─── Data for this exercise ───
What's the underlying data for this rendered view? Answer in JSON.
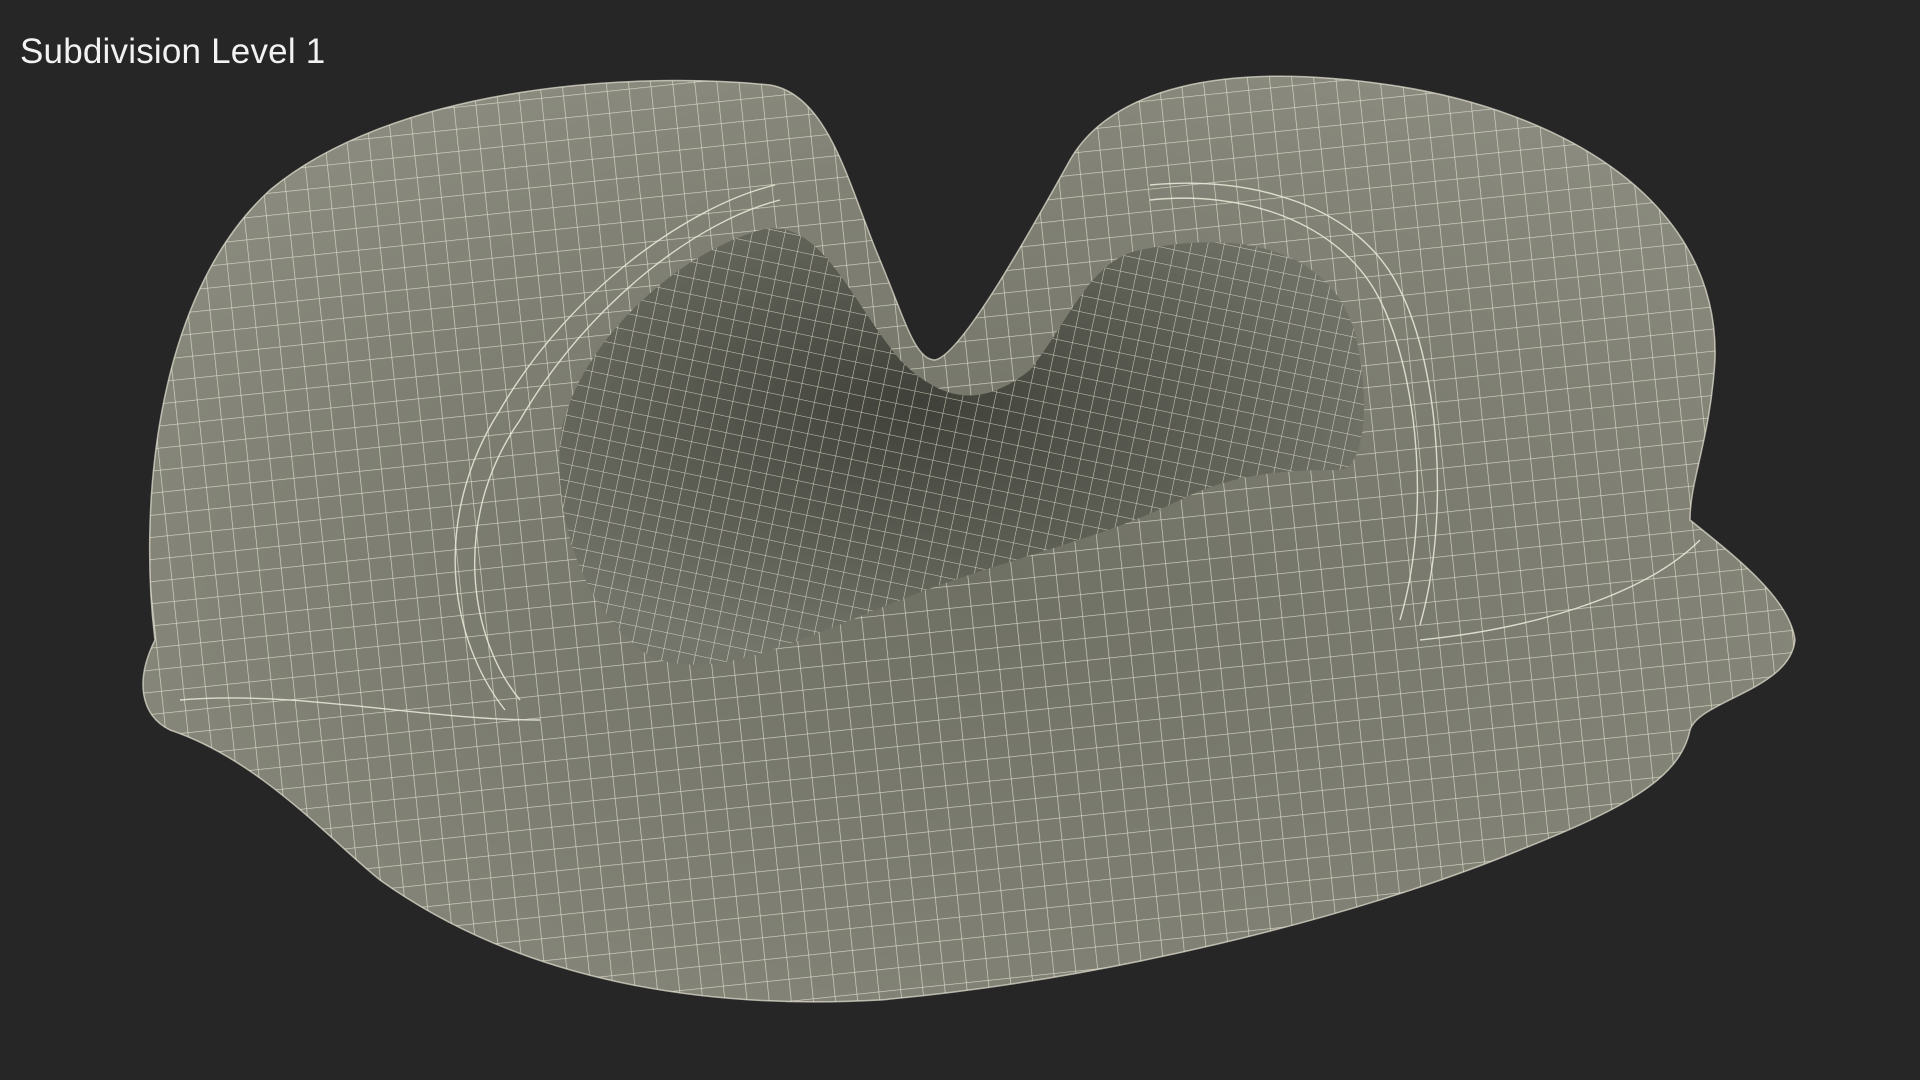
{
  "viewport": {
    "label": "Subdivision Level 1",
    "background": "#262626",
    "mesh_fill": "#7b7c6e",
    "mesh_shadow": "#4f5046",
    "wire_color": "#e8e6d6"
  }
}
───
Aim -> Each entry above should be reproduced exactly, with the pictures removed.

Exercise solution ->
What's the underlying data for this rendered view? Answer in JSON.
{
  "viewport": {
    "label": "Subdivision Level 1",
    "background": "#262626",
    "mesh_fill": "#7b7c6e",
    "mesh_shadow": "#4f5046",
    "wire_color": "#e8e6d6"
  }
}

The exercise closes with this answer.